Input for this task »
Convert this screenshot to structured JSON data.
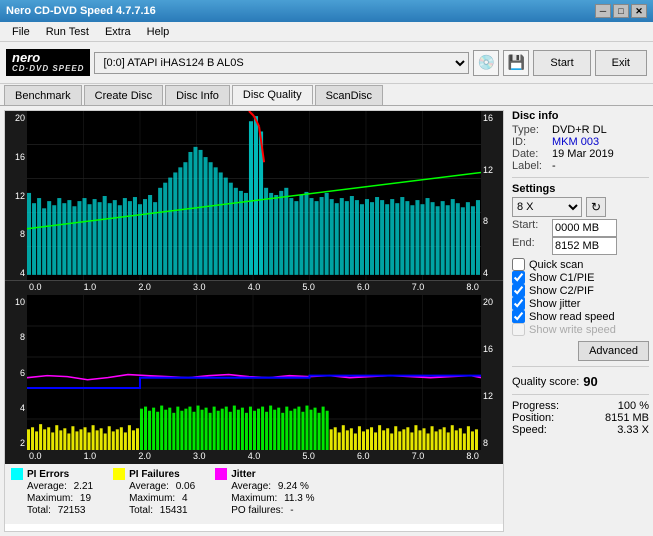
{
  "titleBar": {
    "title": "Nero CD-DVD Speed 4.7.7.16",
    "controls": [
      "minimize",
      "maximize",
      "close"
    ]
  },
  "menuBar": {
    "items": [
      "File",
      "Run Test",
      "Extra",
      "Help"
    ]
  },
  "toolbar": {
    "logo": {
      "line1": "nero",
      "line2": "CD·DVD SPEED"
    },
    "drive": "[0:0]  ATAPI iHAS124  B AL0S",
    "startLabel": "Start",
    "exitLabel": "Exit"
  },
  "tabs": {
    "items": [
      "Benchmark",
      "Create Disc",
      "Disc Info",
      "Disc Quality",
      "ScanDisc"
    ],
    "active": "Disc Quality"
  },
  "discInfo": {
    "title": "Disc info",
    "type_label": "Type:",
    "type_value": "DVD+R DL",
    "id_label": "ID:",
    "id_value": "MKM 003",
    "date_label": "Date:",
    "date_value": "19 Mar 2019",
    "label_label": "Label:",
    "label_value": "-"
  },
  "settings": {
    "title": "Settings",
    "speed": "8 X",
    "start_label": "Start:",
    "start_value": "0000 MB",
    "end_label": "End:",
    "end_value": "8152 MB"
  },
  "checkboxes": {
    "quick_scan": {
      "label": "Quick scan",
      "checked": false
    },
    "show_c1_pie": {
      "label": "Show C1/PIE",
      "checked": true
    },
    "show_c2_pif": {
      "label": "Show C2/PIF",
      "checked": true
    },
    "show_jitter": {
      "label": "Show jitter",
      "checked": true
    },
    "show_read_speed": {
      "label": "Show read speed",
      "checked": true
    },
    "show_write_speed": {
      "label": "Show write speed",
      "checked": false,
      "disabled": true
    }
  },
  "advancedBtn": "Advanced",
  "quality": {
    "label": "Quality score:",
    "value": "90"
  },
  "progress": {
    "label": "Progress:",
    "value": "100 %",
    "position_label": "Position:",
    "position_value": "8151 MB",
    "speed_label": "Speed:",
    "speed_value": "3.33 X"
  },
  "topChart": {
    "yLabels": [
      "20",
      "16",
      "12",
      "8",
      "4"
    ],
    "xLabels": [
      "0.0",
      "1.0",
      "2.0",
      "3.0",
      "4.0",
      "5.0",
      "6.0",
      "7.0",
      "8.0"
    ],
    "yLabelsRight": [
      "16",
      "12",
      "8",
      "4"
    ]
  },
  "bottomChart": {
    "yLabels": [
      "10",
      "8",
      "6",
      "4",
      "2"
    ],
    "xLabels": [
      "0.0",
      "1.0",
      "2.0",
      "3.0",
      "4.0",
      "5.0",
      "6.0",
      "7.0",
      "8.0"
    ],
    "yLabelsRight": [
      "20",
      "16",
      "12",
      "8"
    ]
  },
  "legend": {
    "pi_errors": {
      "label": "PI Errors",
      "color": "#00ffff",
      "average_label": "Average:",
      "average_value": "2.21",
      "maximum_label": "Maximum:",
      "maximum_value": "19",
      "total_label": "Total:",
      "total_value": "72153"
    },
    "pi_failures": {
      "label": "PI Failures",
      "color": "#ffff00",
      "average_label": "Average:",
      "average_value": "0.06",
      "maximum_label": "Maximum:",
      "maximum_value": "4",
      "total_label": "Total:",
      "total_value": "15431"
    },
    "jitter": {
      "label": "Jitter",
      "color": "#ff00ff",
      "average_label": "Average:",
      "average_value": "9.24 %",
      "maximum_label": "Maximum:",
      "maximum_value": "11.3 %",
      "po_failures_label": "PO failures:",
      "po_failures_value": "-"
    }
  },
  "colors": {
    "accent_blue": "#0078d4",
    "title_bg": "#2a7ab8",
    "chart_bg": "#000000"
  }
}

The problem » Each record must be quoted in full and exactly. Do not include the pictures.

Exercise output »
Convert this screenshot to structured JSON data.
{
  "titleBar": {
    "title": "Nero CD-DVD Speed 4.7.7.16",
    "controls": [
      "minimize",
      "maximize",
      "close"
    ]
  },
  "menuBar": {
    "items": [
      "File",
      "Run Test",
      "Extra",
      "Help"
    ]
  },
  "toolbar": {
    "logo": {
      "line1": "nero",
      "line2": "CD·DVD SPEED"
    },
    "drive": "[0:0]  ATAPI iHAS124  B AL0S",
    "startLabel": "Start",
    "exitLabel": "Exit"
  },
  "tabs": {
    "items": [
      "Benchmark",
      "Create Disc",
      "Disc Info",
      "Disc Quality",
      "ScanDisc"
    ],
    "active": "Disc Quality"
  },
  "discInfo": {
    "title": "Disc info",
    "type_label": "Type:",
    "type_value": "DVD+R DL",
    "id_label": "ID:",
    "id_value": "MKM 003",
    "date_label": "Date:",
    "date_value": "19 Mar 2019",
    "label_label": "Label:",
    "label_value": "-"
  },
  "settings": {
    "title": "Settings",
    "speed": "8 X",
    "start_label": "Start:",
    "start_value": "0000 MB",
    "end_label": "End:",
    "end_value": "8152 MB"
  },
  "checkboxes": {
    "quick_scan": {
      "label": "Quick scan",
      "checked": false
    },
    "show_c1_pie": {
      "label": "Show C1/PIE",
      "checked": true
    },
    "show_c2_pif": {
      "label": "Show C2/PIF",
      "checked": true
    },
    "show_jitter": {
      "label": "Show jitter",
      "checked": true
    },
    "show_read_speed": {
      "label": "Show read speed",
      "checked": true
    },
    "show_write_speed": {
      "label": "Show write speed",
      "checked": false,
      "disabled": true
    }
  },
  "advancedBtn": "Advanced",
  "quality": {
    "label": "Quality score:",
    "value": "90"
  },
  "progress": {
    "label": "Progress:",
    "value": "100 %",
    "position_label": "Position:",
    "position_value": "8151 MB",
    "speed_label": "Speed:",
    "speed_value": "3.33 X"
  },
  "topChart": {
    "yLabels": [
      "20",
      "16",
      "12",
      "8",
      "4"
    ],
    "xLabels": [
      "0.0",
      "1.0",
      "2.0",
      "3.0",
      "4.0",
      "5.0",
      "6.0",
      "7.0",
      "8.0"
    ],
    "yLabelsRight": [
      "16",
      "12",
      "8",
      "4"
    ]
  },
  "bottomChart": {
    "yLabels": [
      "10",
      "8",
      "6",
      "4",
      "2"
    ],
    "xLabels": [
      "0.0",
      "1.0",
      "2.0",
      "3.0",
      "4.0",
      "5.0",
      "6.0",
      "7.0",
      "8.0"
    ],
    "yLabelsRight": [
      "20",
      "16",
      "12",
      "8"
    ]
  },
  "legend": {
    "pi_errors": {
      "label": "PI Errors",
      "color": "#00ffff",
      "average_label": "Average:",
      "average_value": "2.21",
      "maximum_label": "Maximum:",
      "maximum_value": "19",
      "total_label": "Total:",
      "total_value": "72153"
    },
    "pi_failures": {
      "label": "PI Failures",
      "color": "#ffff00",
      "average_label": "Average:",
      "average_value": "0.06",
      "maximum_label": "Maximum:",
      "maximum_value": "4",
      "total_label": "Total:",
      "total_value": "15431"
    },
    "jitter": {
      "label": "Jitter",
      "color": "#ff00ff",
      "average_label": "Average:",
      "average_value": "9.24 %",
      "maximum_label": "Maximum:",
      "maximum_value": "11.3 %",
      "po_failures_label": "PO failures:",
      "po_failures_value": "-"
    }
  },
  "colors": {
    "accent_blue": "#0078d4",
    "title_bg": "#2a7ab8",
    "chart_bg": "#000000"
  }
}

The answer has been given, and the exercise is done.